**What to work on**
Search the material for the word "Display" and copy each line that holds it.

--- Begin Stored rows ---

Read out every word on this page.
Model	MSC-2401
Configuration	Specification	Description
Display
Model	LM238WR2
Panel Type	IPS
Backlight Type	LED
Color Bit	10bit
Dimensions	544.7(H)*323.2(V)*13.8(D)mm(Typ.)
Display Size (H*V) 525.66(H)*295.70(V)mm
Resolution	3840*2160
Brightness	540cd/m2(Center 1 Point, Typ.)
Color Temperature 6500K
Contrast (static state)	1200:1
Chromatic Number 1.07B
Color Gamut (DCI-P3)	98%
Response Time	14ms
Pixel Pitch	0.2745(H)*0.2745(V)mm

--- End Stored rows ---

**Written solution**
Display
Display Size (H*V) 525.66(H)*295.70(V)mm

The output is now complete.